§ DATASET RECORDS:
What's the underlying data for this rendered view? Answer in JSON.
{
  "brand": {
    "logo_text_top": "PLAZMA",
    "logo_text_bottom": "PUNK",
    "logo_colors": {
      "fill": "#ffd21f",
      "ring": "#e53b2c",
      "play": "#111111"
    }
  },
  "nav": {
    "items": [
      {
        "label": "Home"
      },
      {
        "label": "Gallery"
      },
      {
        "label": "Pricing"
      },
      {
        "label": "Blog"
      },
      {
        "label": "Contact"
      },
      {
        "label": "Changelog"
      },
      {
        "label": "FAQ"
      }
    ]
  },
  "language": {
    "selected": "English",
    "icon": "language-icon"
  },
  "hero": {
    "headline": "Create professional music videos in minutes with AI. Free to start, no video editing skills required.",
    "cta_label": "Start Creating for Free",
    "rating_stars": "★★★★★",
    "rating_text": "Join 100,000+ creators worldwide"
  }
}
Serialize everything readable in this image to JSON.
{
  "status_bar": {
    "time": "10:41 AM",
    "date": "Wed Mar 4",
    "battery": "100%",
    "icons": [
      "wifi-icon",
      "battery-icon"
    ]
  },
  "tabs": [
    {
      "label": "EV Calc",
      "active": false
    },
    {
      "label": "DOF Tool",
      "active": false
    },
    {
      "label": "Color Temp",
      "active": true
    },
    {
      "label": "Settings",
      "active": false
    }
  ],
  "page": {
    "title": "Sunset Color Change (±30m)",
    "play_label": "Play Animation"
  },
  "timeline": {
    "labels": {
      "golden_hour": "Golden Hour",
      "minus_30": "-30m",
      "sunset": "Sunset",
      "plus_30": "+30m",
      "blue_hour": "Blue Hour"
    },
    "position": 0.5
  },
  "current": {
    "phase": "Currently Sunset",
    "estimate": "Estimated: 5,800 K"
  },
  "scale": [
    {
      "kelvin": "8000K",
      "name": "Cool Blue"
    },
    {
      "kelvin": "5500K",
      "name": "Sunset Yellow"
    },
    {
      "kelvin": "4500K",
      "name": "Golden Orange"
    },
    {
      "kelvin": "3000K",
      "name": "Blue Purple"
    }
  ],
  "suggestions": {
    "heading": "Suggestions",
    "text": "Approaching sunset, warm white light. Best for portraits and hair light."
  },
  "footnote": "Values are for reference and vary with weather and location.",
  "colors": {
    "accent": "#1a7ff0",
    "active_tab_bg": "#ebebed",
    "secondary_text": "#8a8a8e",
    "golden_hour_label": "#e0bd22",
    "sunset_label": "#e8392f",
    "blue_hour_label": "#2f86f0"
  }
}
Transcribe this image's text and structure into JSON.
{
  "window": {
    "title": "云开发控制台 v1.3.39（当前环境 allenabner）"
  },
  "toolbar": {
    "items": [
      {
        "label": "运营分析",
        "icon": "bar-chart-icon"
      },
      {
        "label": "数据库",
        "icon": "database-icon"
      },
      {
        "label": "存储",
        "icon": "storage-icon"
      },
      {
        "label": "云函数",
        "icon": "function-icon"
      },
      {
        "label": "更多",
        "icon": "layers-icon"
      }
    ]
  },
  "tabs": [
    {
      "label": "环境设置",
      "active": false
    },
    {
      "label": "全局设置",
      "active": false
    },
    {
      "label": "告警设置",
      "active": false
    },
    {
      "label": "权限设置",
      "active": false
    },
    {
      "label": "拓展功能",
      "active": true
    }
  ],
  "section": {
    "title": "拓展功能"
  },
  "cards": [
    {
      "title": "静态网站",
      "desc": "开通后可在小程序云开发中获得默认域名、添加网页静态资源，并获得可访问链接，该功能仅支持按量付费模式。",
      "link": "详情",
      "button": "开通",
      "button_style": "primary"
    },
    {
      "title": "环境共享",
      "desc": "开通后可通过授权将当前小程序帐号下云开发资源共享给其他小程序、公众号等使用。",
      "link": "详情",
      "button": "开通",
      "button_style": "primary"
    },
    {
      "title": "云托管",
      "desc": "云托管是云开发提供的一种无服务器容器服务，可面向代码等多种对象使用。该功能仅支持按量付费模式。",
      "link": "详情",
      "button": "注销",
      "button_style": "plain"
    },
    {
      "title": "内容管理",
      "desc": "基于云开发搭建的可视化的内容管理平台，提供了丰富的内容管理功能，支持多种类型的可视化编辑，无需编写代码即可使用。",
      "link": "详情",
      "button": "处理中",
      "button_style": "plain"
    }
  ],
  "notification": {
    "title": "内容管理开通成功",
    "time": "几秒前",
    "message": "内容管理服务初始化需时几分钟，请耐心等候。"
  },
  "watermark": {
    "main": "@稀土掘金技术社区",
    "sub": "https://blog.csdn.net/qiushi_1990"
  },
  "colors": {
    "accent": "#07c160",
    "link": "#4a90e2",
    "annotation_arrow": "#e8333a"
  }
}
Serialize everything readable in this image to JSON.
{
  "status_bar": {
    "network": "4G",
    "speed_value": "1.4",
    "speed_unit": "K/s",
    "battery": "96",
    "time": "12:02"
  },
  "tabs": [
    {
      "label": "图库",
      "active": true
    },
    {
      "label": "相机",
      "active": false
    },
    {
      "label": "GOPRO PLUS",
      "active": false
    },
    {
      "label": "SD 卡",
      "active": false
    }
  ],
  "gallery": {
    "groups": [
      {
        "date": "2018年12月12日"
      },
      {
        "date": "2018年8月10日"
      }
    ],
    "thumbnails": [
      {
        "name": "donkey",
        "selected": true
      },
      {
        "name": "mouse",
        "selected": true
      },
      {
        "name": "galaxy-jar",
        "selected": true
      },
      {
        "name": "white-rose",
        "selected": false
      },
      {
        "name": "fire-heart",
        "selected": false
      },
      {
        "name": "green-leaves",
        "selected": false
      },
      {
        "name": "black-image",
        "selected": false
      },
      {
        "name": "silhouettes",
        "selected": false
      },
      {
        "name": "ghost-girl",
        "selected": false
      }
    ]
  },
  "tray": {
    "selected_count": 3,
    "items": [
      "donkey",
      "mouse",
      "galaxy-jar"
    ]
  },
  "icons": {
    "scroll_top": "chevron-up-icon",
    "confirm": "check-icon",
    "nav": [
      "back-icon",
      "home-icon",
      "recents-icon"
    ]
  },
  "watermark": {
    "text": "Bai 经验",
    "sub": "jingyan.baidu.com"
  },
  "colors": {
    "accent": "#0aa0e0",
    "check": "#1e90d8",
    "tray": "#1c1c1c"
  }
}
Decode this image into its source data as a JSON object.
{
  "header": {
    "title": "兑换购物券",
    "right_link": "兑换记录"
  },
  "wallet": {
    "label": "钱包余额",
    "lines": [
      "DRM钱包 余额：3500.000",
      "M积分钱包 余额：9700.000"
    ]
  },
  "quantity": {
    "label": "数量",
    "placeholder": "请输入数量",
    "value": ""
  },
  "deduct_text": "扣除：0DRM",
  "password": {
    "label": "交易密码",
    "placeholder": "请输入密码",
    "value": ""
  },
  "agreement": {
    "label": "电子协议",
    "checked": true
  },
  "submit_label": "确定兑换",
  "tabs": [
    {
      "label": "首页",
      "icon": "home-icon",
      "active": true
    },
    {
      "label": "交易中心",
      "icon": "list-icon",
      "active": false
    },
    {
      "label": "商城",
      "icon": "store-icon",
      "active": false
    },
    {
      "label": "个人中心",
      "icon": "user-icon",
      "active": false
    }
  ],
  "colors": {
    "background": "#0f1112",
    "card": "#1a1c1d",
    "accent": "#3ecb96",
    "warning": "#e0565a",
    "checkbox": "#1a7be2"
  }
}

§ PROBLEM:
Each line of the listing should be echoed back exactly.

§ EXPECTED OUTPUT:
What's the underlying data for this rendered view? Answer in JSON.
{
  "brand": {
    "logo_text_top": "PLAZMA",
    "logo_text_bottom": "PUNK",
    "logo_colors": {
      "fill": "#ffd21f",
      "ring": "#e53b2c",
      "play": "#111111"
    }
  },
  "nav": {
    "items": [
      {
        "label": "Home"
      },
      {
        "label": "Gallery"
      },
      {
        "label": "Pricing"
      },
      {
        "label": "Blog"
      },
      {
        "label": "Contact"
      },
      {
        "label": "Changelog"
      },
      {
        "label": "FAQ"
      }
    ]
  },
  "language": {
    "selected": "English",
    "icon": "language-icon"
  },
  "hero": {
    "headline": "Create professional music videos in minutes with AI. Free to start, no video editing skills required.",
    "cta_label": "Start Creating for Free",
    "rating_stars": "★★★★★",
    "rating_text": "Join 100,000+ creators worldwide"
  }
}
Serialize everything readable in this image to JSON.
{
  "status_bar": {
    "time": "10:41 AM",
    "date": "Wed Mar 4",
    "battery": "100%",
    "icons": [
      "wifi-icon",
      "battery-icon"
    ]
  },
  "tabs": [
    {
      "label": "EV Calc",
      "active": false
    },
    {
      "label": "DOF Tool",
      "active": false
    },
    {
      "label": "Color Temp",
      "active": true
    },
    {
      "label": "Settings",
      "active": false
    }
  ],
  "page": {
    "title": "Sunset Color Change (±30m)",
    "play_label": "Play Animation"
  },
  "timeline": {
    "labels": {
      "golden_hour": "Golden Hour",
      "minus_30": "-30m",
      "sunset": "Sunset",
      "plus_30": "+30m",
      "blue_hour": "Blue Hour"
    },
    "position": 0.5
  },
  "current": {
    "phase": "Currently Sunset",
    "estimate": "Estimated: 5,800 K"
  },
  "scale": [
    {
      "kelvin": "8000K",
      "name": "Cool Blue"
    },
    {
      "kelvin": "5500K",
      "name": "Sunset Yellow"
    },
    {
      "kelvin": "4500K",
      "name": "Golden Orange"
    },
    {
      "kelvin": "3000K",
      "name": "Blue Purple"
    }
  ],
  "suggestions": {
    "heading": "Suggestions",
    "text": "Approaching sunset, warm white light. Best for portraits and hair light."
  },
  "footnote": "Values are for reference and vary with weather and location.",
  "colors": {
    "accent": "#1a7ff0",
    "active_tab_bg": "#ebebed",
    "secondary_text": "#8a8a8e",
    "golden_hour_label": "#e0bd22",
    "sunset_label": "#e8392f",
    "blue_hour_label": "#2f86f0"
  }
}
Transcribe this image's text and structure into JSON.
{
  "window": {
    "title": "云开发控制台 v1.3.39（当前环境 allenabner）"
  },
  "toolbar": {
    "items": [
      {
        "label": "运营分析",
        "icon": "bar-chart-icon"
      },
      {
        "label": "数据库",
        "icon": "database-icon"
      },
      {
        "label": "存储",
        "icon": "storage-icon"
      },
      {
        "label": "云函数",
        "icon": "function-icon"
      },
      {
        "label": "更多",
        "icon": "layers-icon"
      }
    ]
  },
  "tabs": [
    {
      "label": "环境设置",
      "active": false
    },
    {
      "label": "全局设置",
      "active": false
    },
    {
      "label": "告警设置",
      "active": false
    },
    {
      "label": "权限设置",
      "active": false
    },
    {
      "label": "拓展功能",
      "active": true
    }
  ],
  "section": {
    "title": "拓展功能"
  },
  "cards": [
    {
      "title": "静态网站",
      "desc": "开通后可在小程序云开发中获得默认域名、添加网页静态资源，并获得可访问链接，该功能仅支持按量付费模式。",
      "link": "详情",
      "button": "开通",
      "button_style": "primary"
    },
    {
      "title": "环境共享",
      "desc": "开通后可通过授权将当前小程序帐号下云开发资源共享给其他小程序、公众号等使用。",
      "link": "详情",
      "button": "开通",
      "button_style": "primary"
    },
    {
      "title": "云托管",
      "desc": "云托管是云开发提供的一种无服务器容器服务，可面向代码等多种对象使用。该功能仅支持按量付费模式。",
      "link": "详情",
      "button": "注销",
      "button_style": "plain"
    },
    {
      "title": "内容管理",
      "desc": "基于云开发搭建的可视化的内容管理平台，提供了丰富的内容管理功能，支持多种类型的可视化编辑，无需编写代码即可使用。",
      "link": "详情",
      "button": "处理中",
      "button_style": "plain"
    }
  ],
  "notification": {
    "title": "内容管理开通成功",
    "time": "几秒前",
    "message": "内容管理服务初始化需时几分钟，请耐心等候。"
  },
  "watermark": {
    "main": "@稀土掘金技术社区",
    "sub": "https://blog.csdn.net/qiushi_1990"
  },
  "colors": {
    "accent": "#07c160",
    "link": "#4a90e2",
    "annotation_arrow": "#e8333a"
  }
}
Serialize everything readable in this image to JSON.
{
  "status_bar": {
    "network": "4G",
    "speed_value": "1.4",
    "speed_unit": "K/s",
    "battery": "96",
    "time": "12:02"
  },
  "tabs": [
    {
      "label": "图库",
      "active": true
    },
    {
      "label": "相机",
      "active": false
    },
    {
      "label": "GOPRO PLUS",
      "active": false
    },
    {
      "label": "SD 卡",
      "active": false
    }
  ],
  "gallery": {
    "groups": [
      {
        "date": "2018年12月12日"
      },
      {
        "date": "2018年8月10日"
      }
    ],
    "thumbnails": [
      {
        "name": "donkey",
        "selected": true
      },
      {
        "name": "mouse",
        "selected": true
      },
      {
        "name": "galaxy-jar",
        "selected": true
      },
      {
        "name": "white-rose",
        "selected": false
      },
      {
        "name": "fire-heart",
        "selected": false
      },
      {
        "name": "green-leaves",
        "selected": false
      },
      {
        "name": "black-image",
        "selected": false
      },
      {
        "name": "silhouettes",
        "selected": false
      },
      {
        "name": "ghost-girl",
        "selected": false
      }
    ]
  },
  "tray": {
    "selected_count": 3,
    "items": [
      "donkey",
      "mouse",
      "galaxy-jar"
    ]
  },
  "icons": {
    "scroll_top": "chevron-up-icon",
    "confirm": "check-icon",
    "nav": [
      "back-icon",
      "home-icon",
      "recents-icon"
    ]
  },
  "watermark": {
    "text": "Bai 经验",
    "sub": "jingyan.baidu.com"
  },
  "colors": {
    "accent": "#0aa0e0",
    "check": "#1e90d8",
    "tray": "#1c1c1c"
  }
}
Decode this image into its source data as a JSON object.
{
  "header": {
    "title": "兑换购物券",
    "right_link": "兑换记录"
  },
  "wallet": {
    "label": "钱包余额",
    "lines": [
      "DRM钱包 余额：3500.000",
      "M积分钱包 余额：9700.000"
    ]
  },
  "quantity": {
    "label": "数量",
    "placeholder": "请输入数量",
    "value": ""
  },
  "deduct_text": "扣除：0DRM",
  "password": {
    "label": "交易密码",
    "placeholder": "请输入密码",
    "value": ""
  },
  "agreement": {
    "label": "电子协议",
    "checked": true
  },
  "submit_label": "确定兑换",
  "tabs": [
    {
      "label": "首页",
      "icon": "home-icon",
      "active": true
    },
    {
      "label": "交易中心",
      "icon": "list-icon",
      "active": false
    },
    {
      "label": "商城",
      "icon": "store-icon",
      "active": false
    },
    {
      "label": "个人中心",
      "icon": "user-icon",
      "active": false
    }
  ],
  "colors": {
    "background": "#0f1112",
    "card": "#1a1c1d",
    "accent": "#3ecb96",
    "warning": "#e0565a",
    "checkbox": "#1a7be2"
  }
}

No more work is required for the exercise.